__AIM OF THE TASK__:
Set down the data below without change, skipping the pictures it holds.

[Records about charts and figures]
"""

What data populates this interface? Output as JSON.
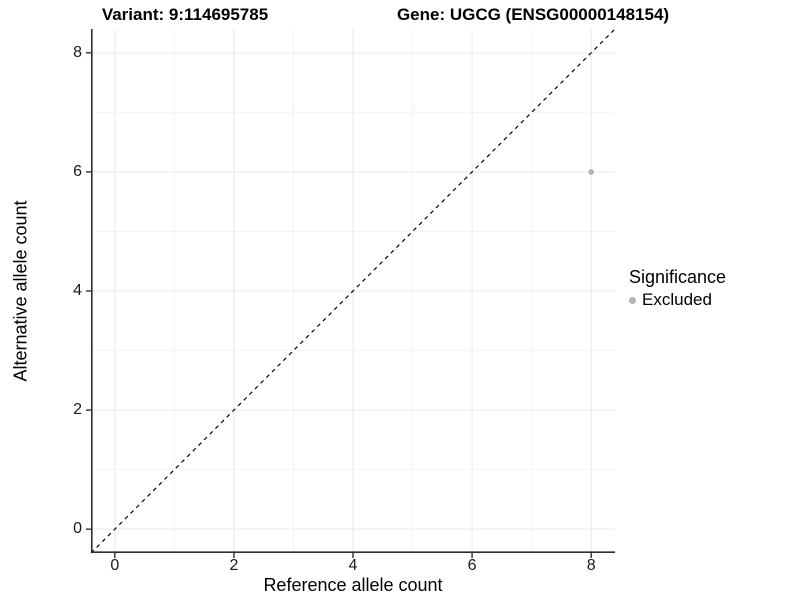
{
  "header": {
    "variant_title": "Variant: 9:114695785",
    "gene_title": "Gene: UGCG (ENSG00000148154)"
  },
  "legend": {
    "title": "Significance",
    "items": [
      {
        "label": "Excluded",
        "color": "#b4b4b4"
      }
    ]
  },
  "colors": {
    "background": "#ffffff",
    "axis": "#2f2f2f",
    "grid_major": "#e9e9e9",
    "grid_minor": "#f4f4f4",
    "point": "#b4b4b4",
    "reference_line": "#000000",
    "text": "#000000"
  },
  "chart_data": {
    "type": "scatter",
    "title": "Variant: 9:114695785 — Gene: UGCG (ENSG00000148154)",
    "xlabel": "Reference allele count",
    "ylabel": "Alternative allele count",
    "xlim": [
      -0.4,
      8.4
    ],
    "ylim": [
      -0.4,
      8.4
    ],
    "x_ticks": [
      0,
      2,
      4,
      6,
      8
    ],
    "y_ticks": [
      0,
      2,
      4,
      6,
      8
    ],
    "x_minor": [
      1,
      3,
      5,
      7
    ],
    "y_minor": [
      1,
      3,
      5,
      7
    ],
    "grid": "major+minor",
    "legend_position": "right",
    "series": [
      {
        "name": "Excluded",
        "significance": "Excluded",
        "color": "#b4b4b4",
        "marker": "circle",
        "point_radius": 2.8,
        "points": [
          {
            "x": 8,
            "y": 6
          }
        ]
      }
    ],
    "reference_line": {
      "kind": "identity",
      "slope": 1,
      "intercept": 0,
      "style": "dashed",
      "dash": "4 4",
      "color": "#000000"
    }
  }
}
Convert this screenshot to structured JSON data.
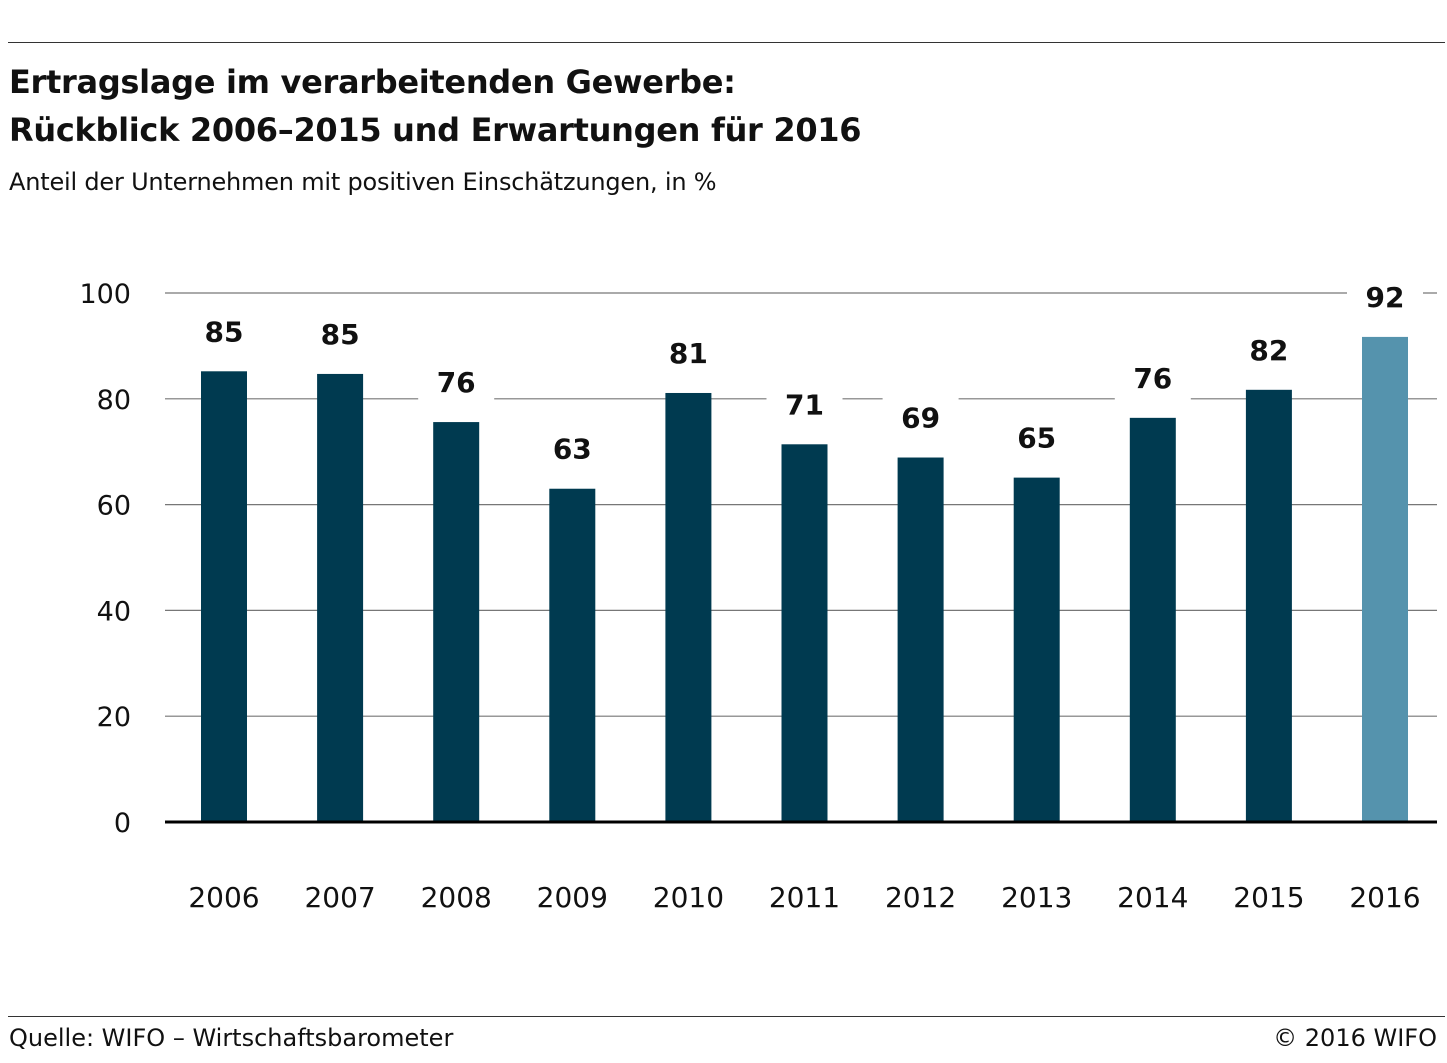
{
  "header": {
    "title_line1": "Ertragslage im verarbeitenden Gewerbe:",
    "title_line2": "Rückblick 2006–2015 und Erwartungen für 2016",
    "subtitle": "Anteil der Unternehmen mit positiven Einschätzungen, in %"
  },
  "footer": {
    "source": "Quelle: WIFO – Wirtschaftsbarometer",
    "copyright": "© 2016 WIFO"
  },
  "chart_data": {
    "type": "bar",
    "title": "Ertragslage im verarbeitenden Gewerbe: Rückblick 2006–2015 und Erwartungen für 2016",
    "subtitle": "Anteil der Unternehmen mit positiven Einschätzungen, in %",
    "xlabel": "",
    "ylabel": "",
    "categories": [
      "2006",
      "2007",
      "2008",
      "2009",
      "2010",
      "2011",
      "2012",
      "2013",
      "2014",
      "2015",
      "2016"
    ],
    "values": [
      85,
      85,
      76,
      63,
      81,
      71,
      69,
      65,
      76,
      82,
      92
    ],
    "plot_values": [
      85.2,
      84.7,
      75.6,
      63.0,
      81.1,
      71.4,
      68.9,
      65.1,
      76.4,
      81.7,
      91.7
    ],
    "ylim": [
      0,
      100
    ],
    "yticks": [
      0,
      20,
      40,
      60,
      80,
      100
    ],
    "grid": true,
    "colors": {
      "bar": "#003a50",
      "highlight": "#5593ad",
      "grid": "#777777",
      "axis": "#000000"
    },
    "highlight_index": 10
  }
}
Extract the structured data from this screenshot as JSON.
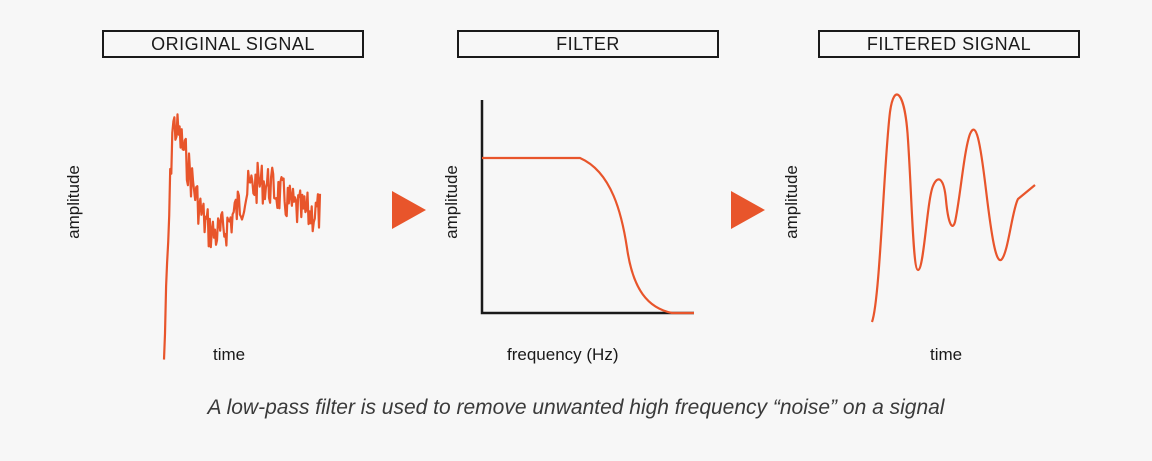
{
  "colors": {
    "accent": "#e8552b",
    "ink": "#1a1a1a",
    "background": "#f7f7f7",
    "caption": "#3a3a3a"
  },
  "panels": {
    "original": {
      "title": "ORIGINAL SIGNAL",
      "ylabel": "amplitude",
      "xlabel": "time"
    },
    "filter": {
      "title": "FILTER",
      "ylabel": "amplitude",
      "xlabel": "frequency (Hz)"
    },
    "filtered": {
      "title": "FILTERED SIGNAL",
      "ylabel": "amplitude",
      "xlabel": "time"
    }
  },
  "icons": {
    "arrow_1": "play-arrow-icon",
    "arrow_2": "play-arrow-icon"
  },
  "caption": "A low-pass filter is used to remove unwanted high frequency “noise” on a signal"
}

"""

__CORRECT ANSWER__:
What data populates this interface? Output as JSON.
{
  "header": {
    "variant_title": "Variant: 9:114695785",
    "gene_title": "Gene: UGCG (ENSG00000148154)"
  },
  "legend": {
    "title": "Significance",
    "items": [
      {
        "label": "Excluded",
        "color": "#b4b4b4"
      }
    ]
  },
  "colors": {
    "background": "#ffffff",
    "axis": "#2f2f2f",
    "grid_major": "#e9e9e9",
    "grid_minor": "#f4f4f4",
    "point": "#b4b4b4",
    "reference_line": "#000000",
    "text": "#000000"
  },
  "chart_data": {
    "type": "scatter",
    "title": "Variant: 9:114695785 — Gene: UGCG (ENSG00000148154)",
    "xlabel": "Reference allele count",
    "ylabel": "Alternative allele count",
    "xlim": [
      -0.4,
      8.4
    ],
    "ylim": [
      -0.4,
      8.4
    ],
    "x_ticks": [
      0,
      2,
      4,
      6,
      8
    ],
    "y_ticks": [
      0,
      2,
      4,
      6,
      8
    ],
    "x_minor": [
      1,
      3,
      5,
      7
    ],
    "y_minor": [
      1,
      3,
      5,
      7
    ],
    "grid": "major+minor",
    "legend_position": "right",
    "series": [
      {
        "name": "Excluded",
        "significance": "Excluded",
        "color": "#b4b4b4",
        "marker": "circle",
        "point_radius": 2.8,
        "points": [
          {
            "x": 8,
            "y": 6
          }
        ]
      }
    ],
    "reference_line": {
      "kind": "identity",
      "slope": 1,
      "intercept": 0,
      "style": "dashed",
      "dash": "4 4",
      "color": "#000000"
    }
  }
}
Convert this screenshot to structured JSON data.
{
  "header": {
    "title_line1": "Ertragslage im verarbeitenden Gewerbe:",
    "title_line2": "Rückblick 2006–2015 und Erwartungen für 2016",
    "subtitle": "Anteil der Unternehmen mit positiven Einschätzungen, in %"
  },
  "footer": {
    "source": "Quelle: WIFO – Wirtschaftsbarometer",
    "copyright": "© 2016 WIFO"
  },
  "chart_data": {
    "type": "bar",
    "title": "Ertragslage im verarbeitenden Gewerbe: Rückblick 2006–2015 und Erwartungen für 2016",
    "subtitle": "Anteil der Unternehmen mit positiven Einschätzungen, in %",
    "xlabel": "",
    "ylabel": "",
    "categories": [
      "2006",
      "2007",
      "2008",
      "2009",
      "2010",
      "2011",
      "2012",
      "2013",
      "2014",
      "2015",
      "2016"
    ],
    "values": [
      85,
      85,
      76,
      63,
      81,
      71,
      69,
      65,
      76,
      82,
      92
    ],
    "plot_values": [
      85.2,
      84.7,
      75.6,
      63.0,
      81.1,
      71.4,
      68.9,
      65.1,
      76.4,
      81.7,
      91.7
    ],
    "ylim": [
      0,
      100
    ],
    "yticks": [
      0,
      20,
      40,
      60,
      80,
      100
    ],
    "grid": true,
    "colors": {
      "bar": "#003a50",
      "highlight": "#5593ad",
      "grid": "#777777",
      "axis": "#000000"
    },
    "highlight_index": 10
  }
}
Extract the structured data from this screenshot as JSON.
{
  "colors": {
    "accent": "#e8552b",
    "ink": "#1a1a1a",
    "background": "#f7f7f7",
    "caption": "#3a3a3a"
  },
  "panels": {
    "original": {
      "title": "ORIGINAL SIGNAL",
      "ylabel": "amplitude",
      "xlabel": "time"
    },
    "filter": {
      "title": "FILTER",
      "ylabel": "amplitude",
      "xlabel": "frequency (Hz)"
    },
    "filtered": {
      "title": "FILTERED SIGNAL",
      "ylabel": "amplitude",
      "xlabel": "time"
    }
  },
  "icons": {
    "arrow_1": "play-arrow-icon",
    "arrow_2": "play-arrow-icon"
  },
  "caption": "A low-pass filter is used to remove unwanted high frequency “noise” on a signal"
}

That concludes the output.